> Challenge
Using the listing below, extract each line that has the word "village" in it.

> Exercise input

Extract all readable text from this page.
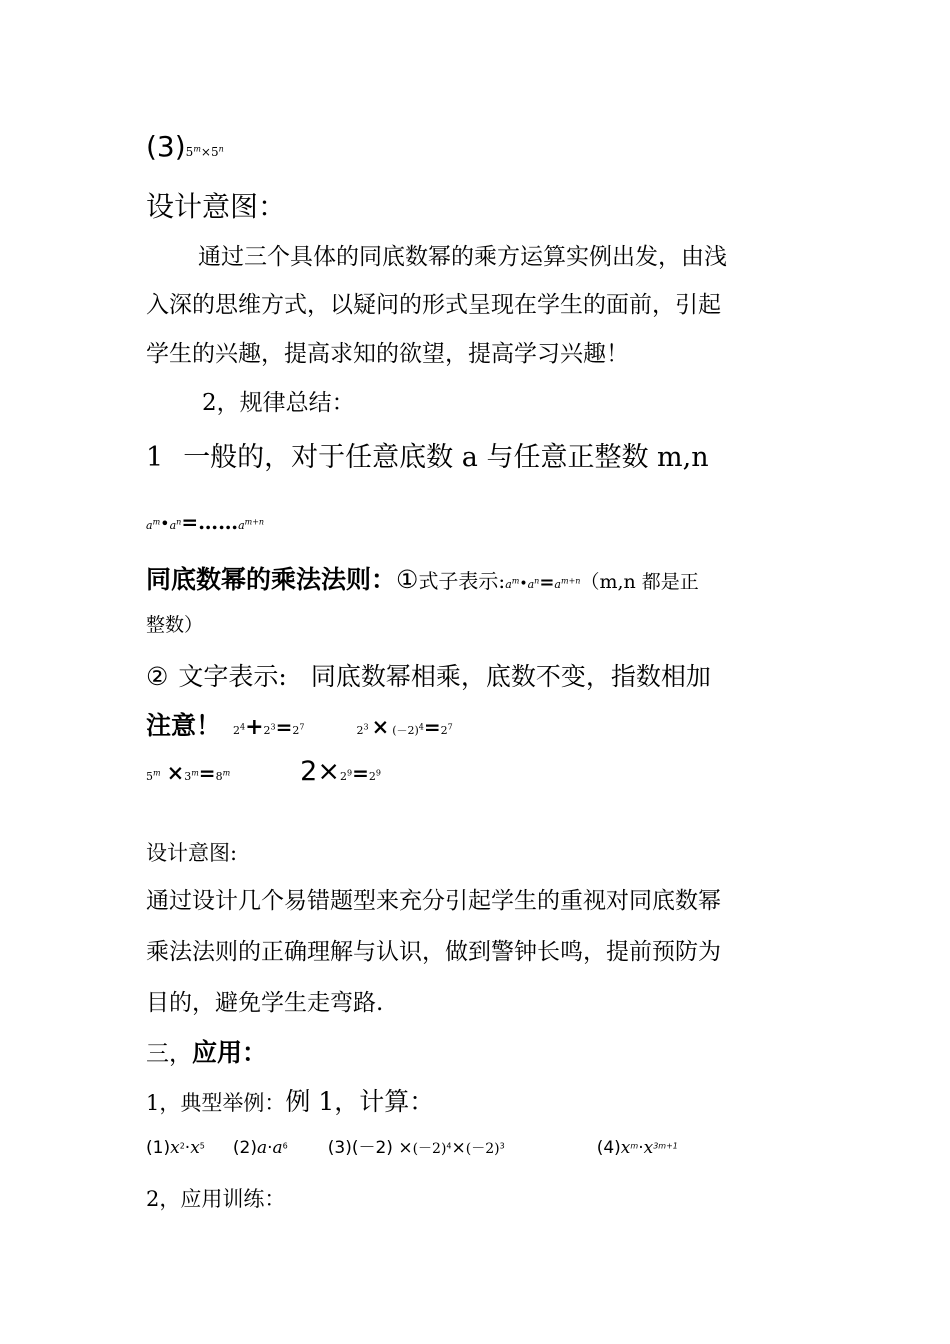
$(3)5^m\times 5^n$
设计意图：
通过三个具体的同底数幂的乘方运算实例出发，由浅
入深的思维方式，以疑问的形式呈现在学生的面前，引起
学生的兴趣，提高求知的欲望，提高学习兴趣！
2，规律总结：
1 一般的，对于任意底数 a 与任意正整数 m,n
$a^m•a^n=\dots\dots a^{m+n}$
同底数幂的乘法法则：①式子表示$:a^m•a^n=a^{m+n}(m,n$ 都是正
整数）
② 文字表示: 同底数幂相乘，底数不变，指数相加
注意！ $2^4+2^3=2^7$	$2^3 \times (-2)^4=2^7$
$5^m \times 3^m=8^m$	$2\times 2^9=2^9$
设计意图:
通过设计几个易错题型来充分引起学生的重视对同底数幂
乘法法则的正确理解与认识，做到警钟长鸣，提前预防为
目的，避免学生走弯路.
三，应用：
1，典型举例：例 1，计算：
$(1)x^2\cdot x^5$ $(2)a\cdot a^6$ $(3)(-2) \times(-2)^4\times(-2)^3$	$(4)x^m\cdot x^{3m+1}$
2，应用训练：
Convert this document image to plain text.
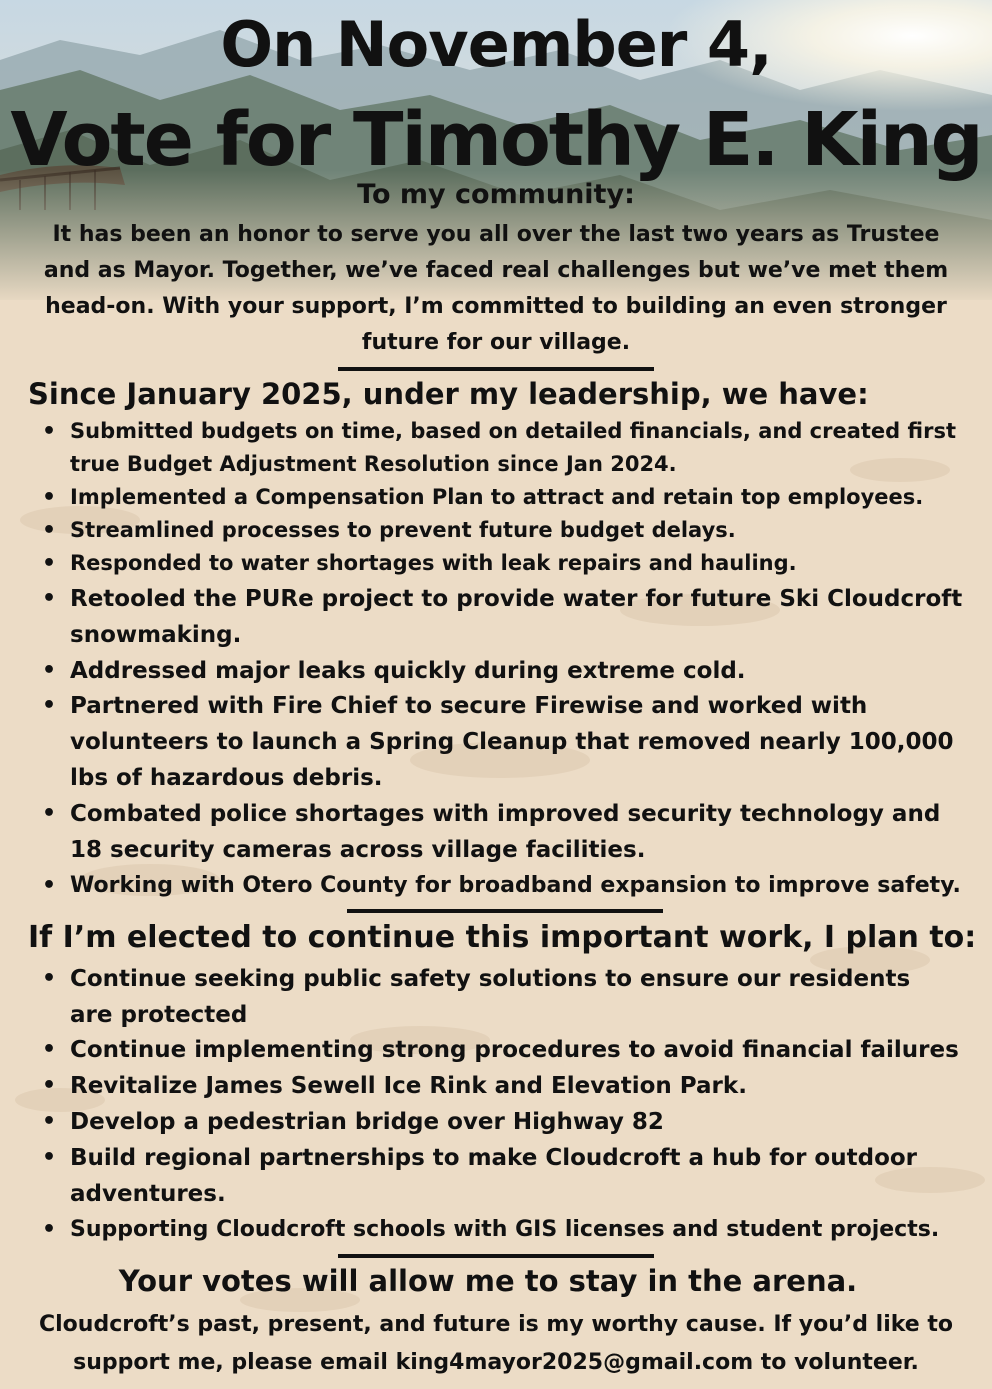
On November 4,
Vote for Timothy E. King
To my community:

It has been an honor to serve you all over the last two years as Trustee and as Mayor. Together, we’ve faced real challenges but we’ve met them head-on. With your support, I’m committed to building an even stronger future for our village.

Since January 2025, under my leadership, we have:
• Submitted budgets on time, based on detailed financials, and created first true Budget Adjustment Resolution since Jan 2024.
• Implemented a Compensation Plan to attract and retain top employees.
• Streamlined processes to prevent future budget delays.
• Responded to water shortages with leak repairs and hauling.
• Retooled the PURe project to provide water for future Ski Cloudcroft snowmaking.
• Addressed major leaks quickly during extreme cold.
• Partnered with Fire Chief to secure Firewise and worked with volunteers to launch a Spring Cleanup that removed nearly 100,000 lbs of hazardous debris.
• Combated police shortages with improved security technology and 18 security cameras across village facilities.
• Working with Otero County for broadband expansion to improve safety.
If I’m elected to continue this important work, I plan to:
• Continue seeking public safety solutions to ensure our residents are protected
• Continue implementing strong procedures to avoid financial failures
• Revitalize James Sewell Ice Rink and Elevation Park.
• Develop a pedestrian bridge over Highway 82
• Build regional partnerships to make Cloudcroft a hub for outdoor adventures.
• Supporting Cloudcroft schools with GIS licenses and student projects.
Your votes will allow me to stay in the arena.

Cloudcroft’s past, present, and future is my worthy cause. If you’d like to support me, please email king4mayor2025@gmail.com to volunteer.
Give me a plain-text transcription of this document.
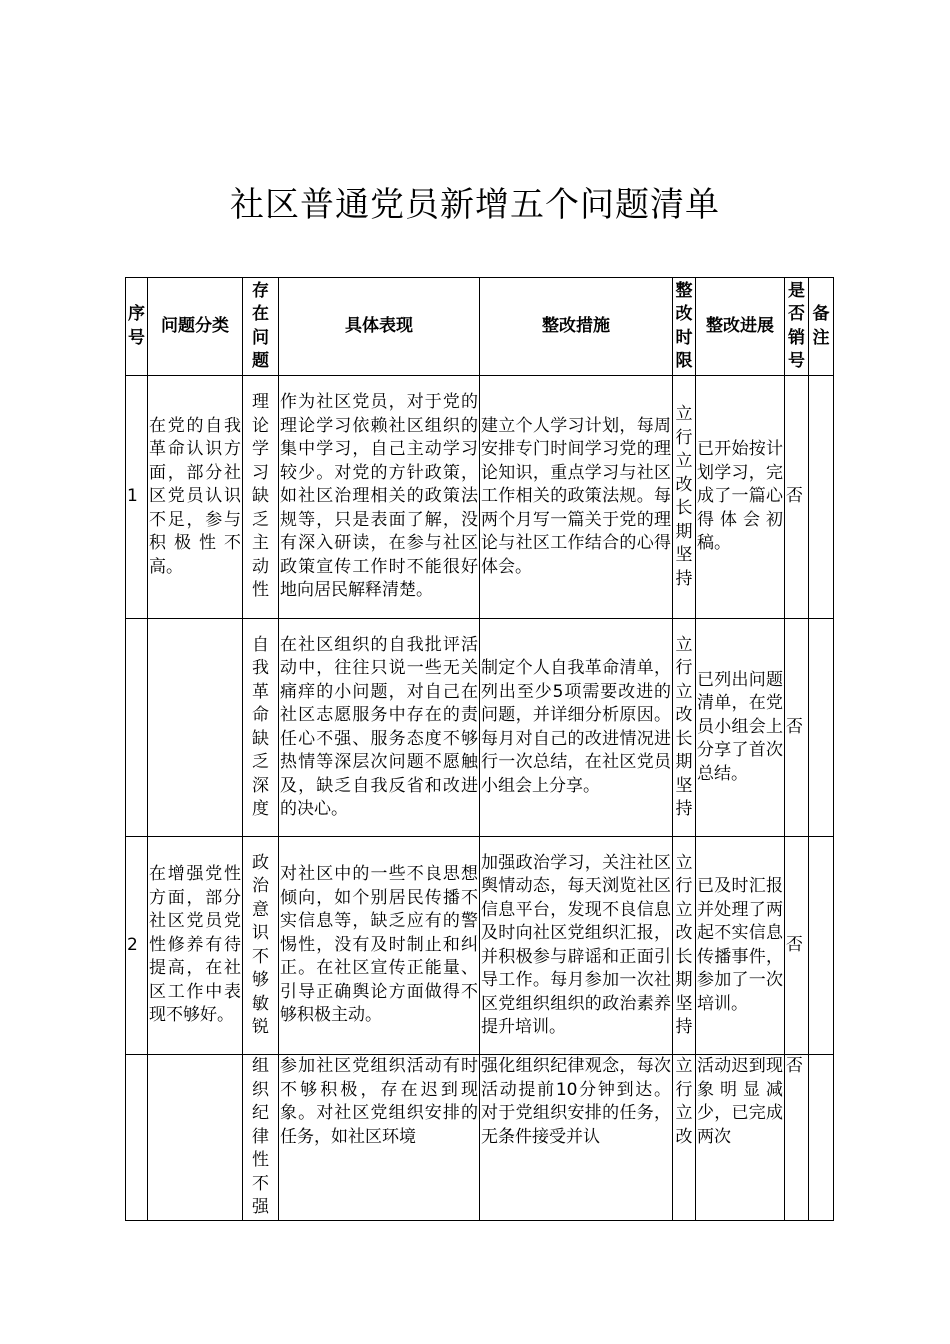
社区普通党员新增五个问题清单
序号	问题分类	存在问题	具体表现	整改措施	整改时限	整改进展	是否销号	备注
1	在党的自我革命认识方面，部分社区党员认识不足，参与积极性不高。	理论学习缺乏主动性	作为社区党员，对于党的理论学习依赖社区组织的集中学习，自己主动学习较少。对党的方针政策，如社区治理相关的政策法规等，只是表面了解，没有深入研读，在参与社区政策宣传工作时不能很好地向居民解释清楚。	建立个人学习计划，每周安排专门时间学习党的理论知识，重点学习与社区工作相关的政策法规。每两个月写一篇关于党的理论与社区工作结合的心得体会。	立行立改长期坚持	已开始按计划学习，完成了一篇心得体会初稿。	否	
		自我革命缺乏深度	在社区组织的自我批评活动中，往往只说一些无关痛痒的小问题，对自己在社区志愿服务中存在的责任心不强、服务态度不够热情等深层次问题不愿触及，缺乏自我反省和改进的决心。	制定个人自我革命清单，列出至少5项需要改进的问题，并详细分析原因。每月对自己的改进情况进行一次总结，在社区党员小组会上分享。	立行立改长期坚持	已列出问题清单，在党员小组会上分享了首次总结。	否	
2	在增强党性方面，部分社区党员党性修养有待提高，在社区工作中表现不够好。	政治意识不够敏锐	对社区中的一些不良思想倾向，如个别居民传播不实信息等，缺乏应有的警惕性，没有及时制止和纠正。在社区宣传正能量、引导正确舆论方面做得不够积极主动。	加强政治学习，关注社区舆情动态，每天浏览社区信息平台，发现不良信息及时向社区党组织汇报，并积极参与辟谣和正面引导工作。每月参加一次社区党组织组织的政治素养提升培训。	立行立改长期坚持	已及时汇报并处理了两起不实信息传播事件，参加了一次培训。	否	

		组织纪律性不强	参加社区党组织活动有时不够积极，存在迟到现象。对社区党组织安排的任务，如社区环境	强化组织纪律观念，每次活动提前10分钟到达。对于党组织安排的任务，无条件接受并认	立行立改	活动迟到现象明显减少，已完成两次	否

> Problem solution
It has been an honor to serve you all over the last two years as Trustee and as Mayor. Together, we’ve faced real challenges but we’ve met them head-on. With your support, I’m committed to building an even stronger future for our village.
• Combated police shortages with improved security technology and 18 security cameras across village facilities.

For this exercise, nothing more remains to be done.